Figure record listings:
•••
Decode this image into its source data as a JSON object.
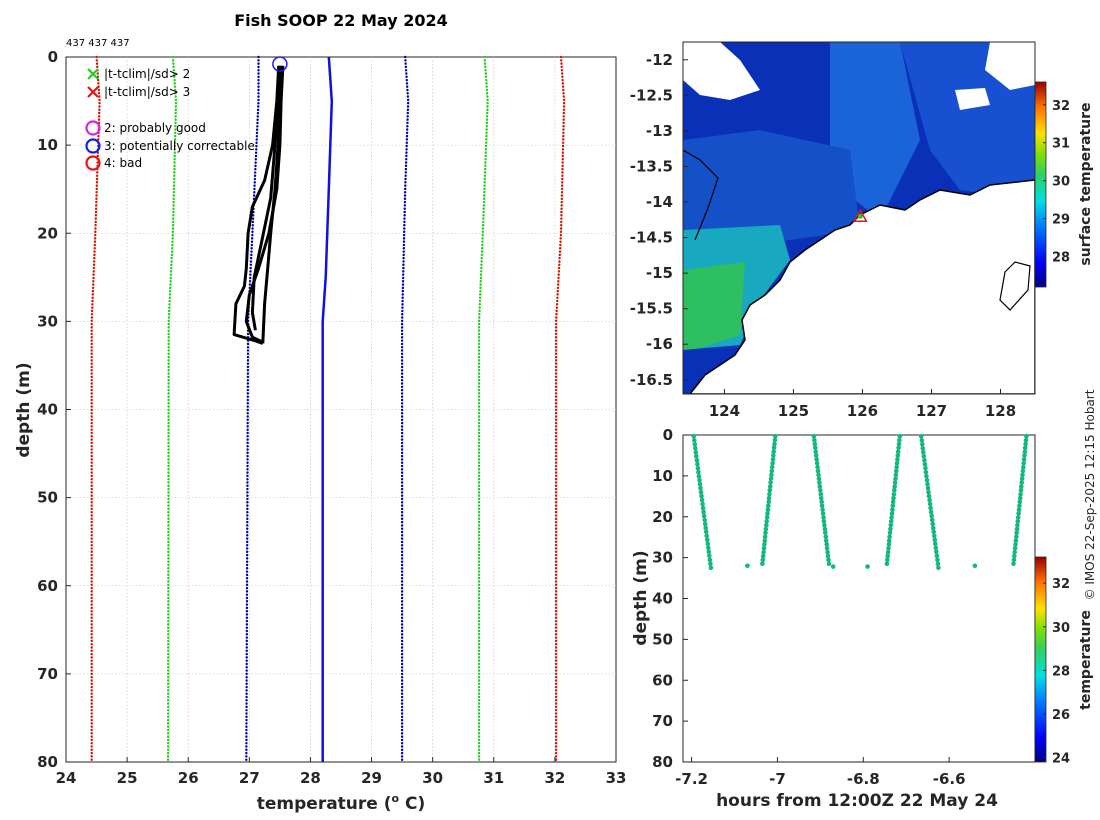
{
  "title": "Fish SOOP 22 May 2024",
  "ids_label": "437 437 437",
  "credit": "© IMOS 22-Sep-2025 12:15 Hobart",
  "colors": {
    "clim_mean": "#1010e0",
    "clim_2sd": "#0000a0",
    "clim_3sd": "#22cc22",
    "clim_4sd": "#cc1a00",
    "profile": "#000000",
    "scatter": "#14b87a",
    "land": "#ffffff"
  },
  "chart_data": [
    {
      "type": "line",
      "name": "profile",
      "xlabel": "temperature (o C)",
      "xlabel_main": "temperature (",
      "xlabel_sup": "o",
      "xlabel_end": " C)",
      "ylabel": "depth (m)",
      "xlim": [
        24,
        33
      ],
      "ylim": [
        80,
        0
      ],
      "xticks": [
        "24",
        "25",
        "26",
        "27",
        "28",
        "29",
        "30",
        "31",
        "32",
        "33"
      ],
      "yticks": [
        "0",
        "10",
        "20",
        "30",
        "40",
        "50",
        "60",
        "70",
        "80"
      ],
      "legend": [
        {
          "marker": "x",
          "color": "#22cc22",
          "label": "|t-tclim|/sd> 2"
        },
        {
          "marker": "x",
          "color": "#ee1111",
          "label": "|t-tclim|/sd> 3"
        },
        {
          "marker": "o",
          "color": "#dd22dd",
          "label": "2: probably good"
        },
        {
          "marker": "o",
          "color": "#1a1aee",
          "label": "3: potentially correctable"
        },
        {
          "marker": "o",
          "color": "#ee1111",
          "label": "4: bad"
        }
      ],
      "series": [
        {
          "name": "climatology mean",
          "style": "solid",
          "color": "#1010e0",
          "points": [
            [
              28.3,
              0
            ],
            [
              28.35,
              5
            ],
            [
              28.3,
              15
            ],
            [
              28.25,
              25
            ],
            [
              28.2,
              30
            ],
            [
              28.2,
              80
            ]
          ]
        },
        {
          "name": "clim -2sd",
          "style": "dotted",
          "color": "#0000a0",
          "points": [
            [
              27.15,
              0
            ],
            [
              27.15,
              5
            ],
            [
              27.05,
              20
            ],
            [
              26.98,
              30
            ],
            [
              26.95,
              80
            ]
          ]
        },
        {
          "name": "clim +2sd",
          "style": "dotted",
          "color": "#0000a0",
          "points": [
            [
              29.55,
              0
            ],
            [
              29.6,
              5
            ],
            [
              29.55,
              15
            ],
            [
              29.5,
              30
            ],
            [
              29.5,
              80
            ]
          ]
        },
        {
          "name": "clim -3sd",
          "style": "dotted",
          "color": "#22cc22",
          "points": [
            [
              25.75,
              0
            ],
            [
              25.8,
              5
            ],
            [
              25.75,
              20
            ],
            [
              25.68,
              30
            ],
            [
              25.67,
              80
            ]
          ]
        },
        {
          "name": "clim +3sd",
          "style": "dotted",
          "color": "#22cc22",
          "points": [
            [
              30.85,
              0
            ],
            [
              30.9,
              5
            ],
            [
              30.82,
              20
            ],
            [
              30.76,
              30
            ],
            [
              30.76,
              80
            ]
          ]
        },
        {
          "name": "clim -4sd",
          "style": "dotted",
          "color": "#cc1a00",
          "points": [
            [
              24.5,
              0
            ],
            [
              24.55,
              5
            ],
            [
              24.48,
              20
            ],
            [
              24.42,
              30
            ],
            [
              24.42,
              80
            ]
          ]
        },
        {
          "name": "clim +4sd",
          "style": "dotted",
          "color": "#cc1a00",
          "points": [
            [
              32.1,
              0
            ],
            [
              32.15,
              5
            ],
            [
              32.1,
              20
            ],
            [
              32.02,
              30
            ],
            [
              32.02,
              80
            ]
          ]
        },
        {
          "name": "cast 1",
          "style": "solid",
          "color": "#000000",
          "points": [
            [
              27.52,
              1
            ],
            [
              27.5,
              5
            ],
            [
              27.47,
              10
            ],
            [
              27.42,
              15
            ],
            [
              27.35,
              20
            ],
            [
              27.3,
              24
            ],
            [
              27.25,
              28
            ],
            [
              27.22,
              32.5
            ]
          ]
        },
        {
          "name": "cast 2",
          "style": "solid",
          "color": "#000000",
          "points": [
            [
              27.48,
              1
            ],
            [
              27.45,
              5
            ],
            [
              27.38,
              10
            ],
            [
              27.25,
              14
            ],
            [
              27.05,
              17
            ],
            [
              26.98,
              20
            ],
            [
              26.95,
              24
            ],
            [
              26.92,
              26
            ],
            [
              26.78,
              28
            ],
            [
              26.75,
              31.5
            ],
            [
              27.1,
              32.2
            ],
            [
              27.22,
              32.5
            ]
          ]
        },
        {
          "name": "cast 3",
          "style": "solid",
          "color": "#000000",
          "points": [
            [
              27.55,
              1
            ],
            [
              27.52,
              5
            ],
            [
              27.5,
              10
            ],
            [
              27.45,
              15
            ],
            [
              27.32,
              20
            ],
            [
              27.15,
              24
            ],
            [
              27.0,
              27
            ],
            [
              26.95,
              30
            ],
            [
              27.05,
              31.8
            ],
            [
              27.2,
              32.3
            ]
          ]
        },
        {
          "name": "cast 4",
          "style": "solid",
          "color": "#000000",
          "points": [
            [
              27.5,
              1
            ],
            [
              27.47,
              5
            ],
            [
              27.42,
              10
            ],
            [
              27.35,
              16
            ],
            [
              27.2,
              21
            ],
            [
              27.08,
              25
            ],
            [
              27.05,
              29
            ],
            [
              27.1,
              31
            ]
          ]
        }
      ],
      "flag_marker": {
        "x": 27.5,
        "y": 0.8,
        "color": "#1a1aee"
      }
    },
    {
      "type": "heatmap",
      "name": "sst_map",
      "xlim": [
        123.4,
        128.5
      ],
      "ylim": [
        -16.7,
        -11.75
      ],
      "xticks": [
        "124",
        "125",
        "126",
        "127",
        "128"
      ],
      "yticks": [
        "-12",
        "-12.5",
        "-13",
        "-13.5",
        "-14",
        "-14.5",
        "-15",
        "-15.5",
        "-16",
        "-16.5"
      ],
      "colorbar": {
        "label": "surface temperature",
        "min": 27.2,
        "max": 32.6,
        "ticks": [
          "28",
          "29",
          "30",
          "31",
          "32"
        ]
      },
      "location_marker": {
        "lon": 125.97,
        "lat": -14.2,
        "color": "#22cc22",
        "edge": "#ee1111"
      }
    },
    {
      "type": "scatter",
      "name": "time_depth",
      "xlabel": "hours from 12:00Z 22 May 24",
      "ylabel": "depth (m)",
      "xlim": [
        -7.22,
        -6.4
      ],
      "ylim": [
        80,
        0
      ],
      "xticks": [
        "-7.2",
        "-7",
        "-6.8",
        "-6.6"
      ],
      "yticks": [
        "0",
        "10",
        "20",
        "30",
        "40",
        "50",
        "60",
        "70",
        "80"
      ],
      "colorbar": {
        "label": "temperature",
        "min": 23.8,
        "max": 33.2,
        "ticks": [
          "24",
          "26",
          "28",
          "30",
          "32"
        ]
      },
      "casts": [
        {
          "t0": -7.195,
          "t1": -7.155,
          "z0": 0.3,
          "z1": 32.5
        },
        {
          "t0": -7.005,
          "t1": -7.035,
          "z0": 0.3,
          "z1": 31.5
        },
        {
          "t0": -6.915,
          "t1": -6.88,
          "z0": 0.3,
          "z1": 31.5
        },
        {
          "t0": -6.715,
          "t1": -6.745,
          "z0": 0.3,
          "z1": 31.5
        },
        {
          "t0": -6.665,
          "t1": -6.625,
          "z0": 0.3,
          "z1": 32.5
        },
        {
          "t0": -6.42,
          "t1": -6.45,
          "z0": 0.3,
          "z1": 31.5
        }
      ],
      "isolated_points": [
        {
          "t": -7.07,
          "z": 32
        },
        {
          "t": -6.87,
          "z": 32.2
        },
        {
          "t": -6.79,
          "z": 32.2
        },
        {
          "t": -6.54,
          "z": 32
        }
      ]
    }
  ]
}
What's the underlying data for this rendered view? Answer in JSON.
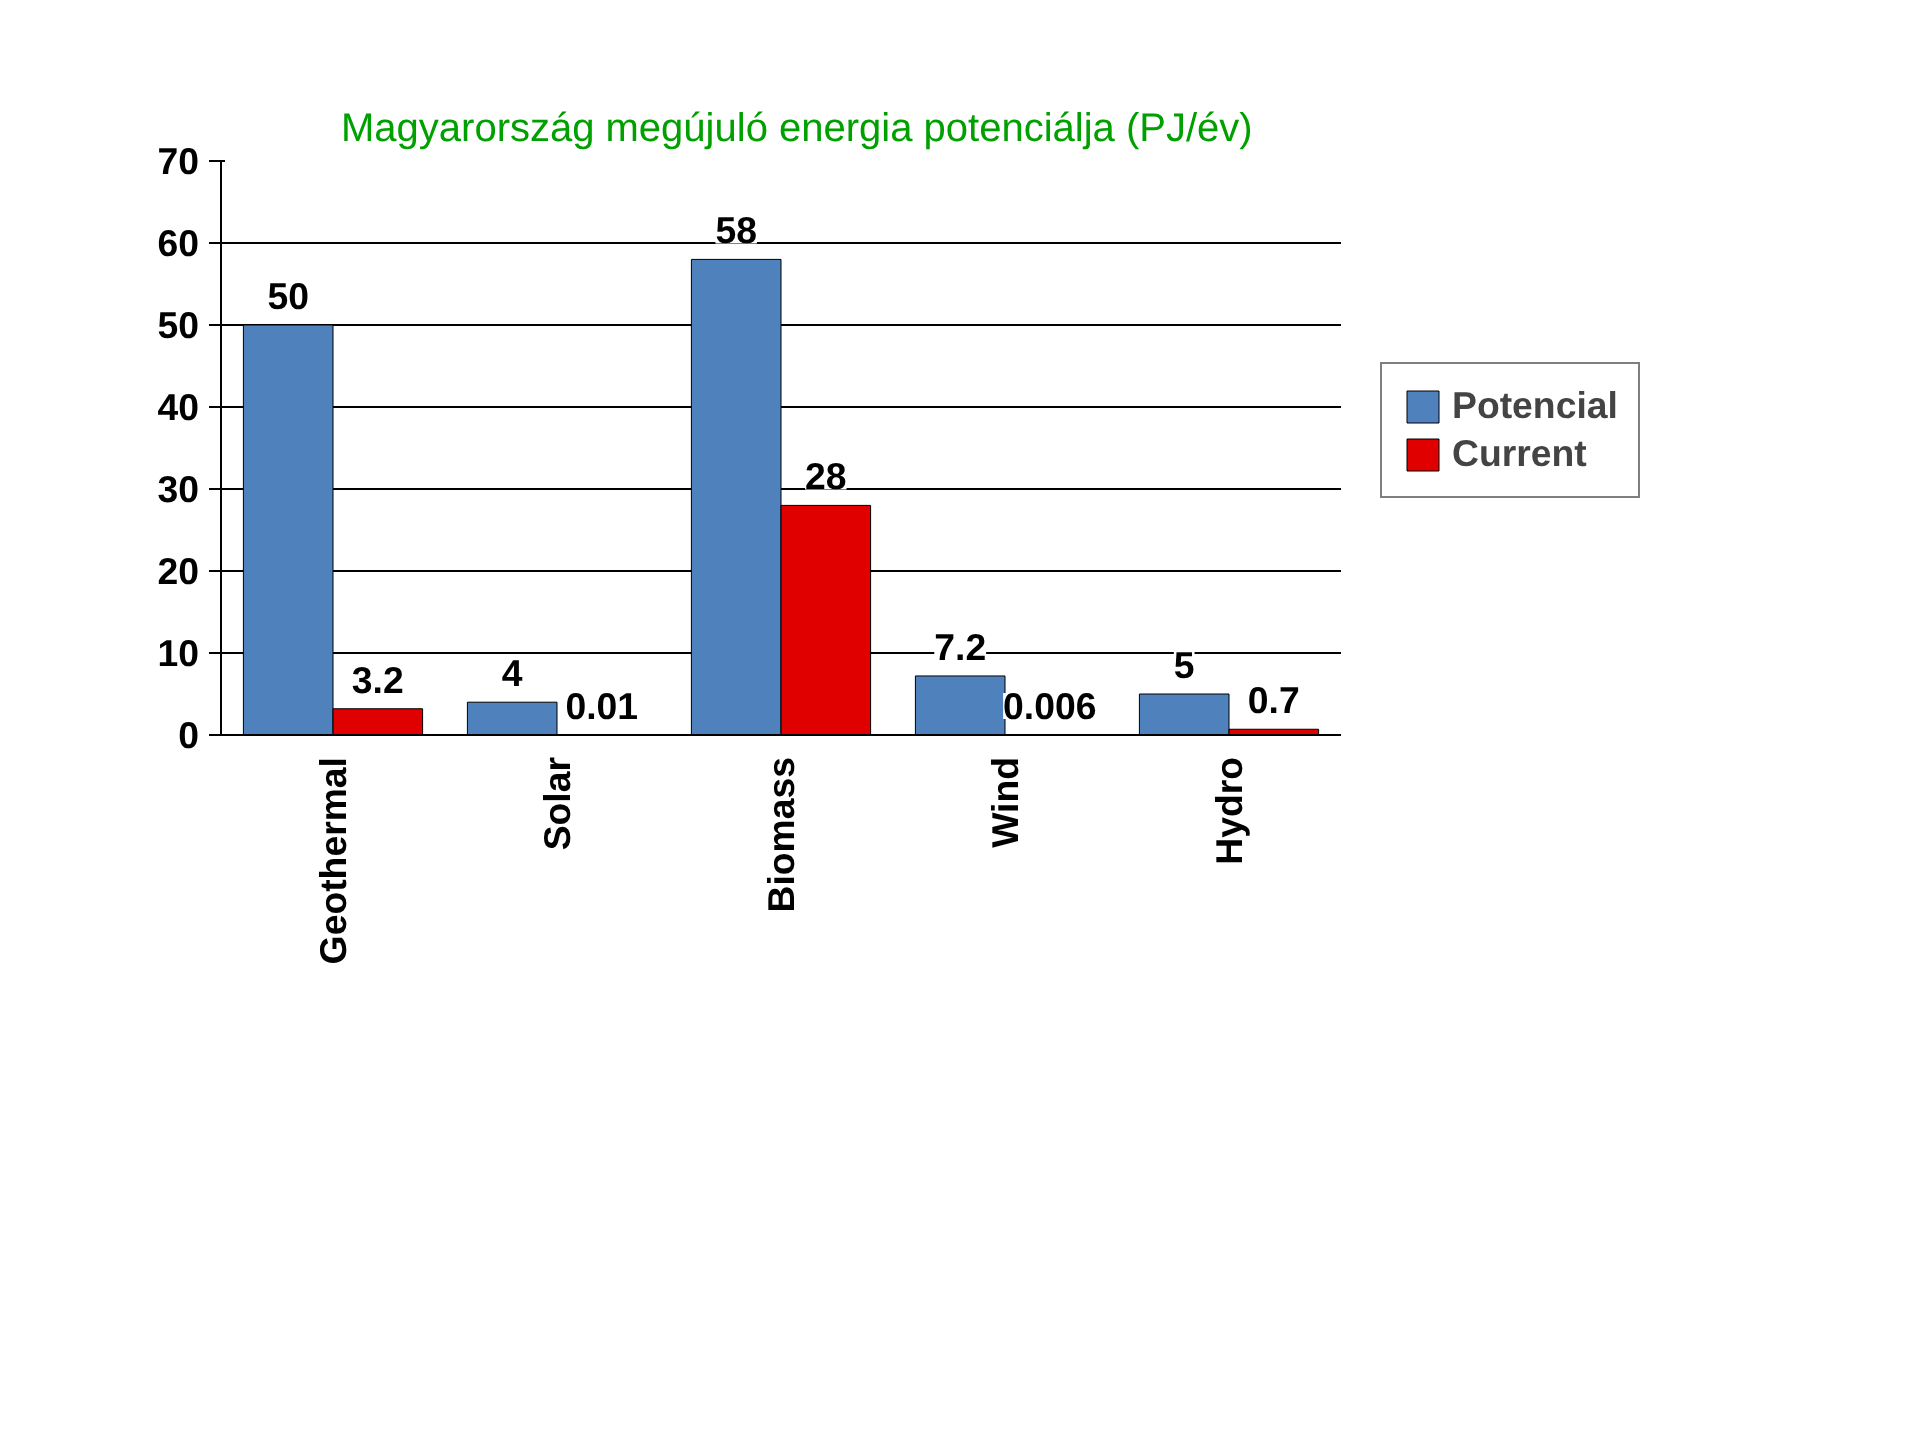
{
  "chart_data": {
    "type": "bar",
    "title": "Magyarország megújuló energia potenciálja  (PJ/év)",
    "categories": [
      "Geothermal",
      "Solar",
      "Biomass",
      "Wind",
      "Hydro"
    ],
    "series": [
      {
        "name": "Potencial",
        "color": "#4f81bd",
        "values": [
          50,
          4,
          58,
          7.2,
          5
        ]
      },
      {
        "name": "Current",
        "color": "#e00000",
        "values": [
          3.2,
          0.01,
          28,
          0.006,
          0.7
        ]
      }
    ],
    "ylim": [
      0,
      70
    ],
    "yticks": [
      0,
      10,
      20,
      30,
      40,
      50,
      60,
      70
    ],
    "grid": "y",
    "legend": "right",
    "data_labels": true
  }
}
•••
**Instructions for the task**
Reproduce exactly and only the lines from the one with "What's the underlying" through the last entry, both included, excluding every picture.

**Full response**
What's the underlying data for this rendered view? Answer in JSON.
{
  "chart_data": {
    "type": "bar",
    "title": "Magyarország megújuló energia potenciálja  (PJ/év)",
    "categories": [
      "Geothermal",
      "Solar",
      "Biomass",
      "Wind",
      "Hydro"
    ],
    "series": [
      {
        "name": "Potencial",
        "color": "#4f81bd",
        "values": [
          50,
          4,
          58,
          7.2,
          5
        ]
      },
      {
        "name": "Current",
        "color": "#e00000",
        "values": [
          3.2,
          0.01,
          28,
          0.006,
          0.7
        ]
      }
    ],
    "ylim": [
      0,
      70
    ],
    "yticks": [
      0,
      10,
      20,
      30,
      40,
      50,
      60,
      70
    ],
    "grid": "y",
    "legend": "right",
    "data_labels": true
  }
}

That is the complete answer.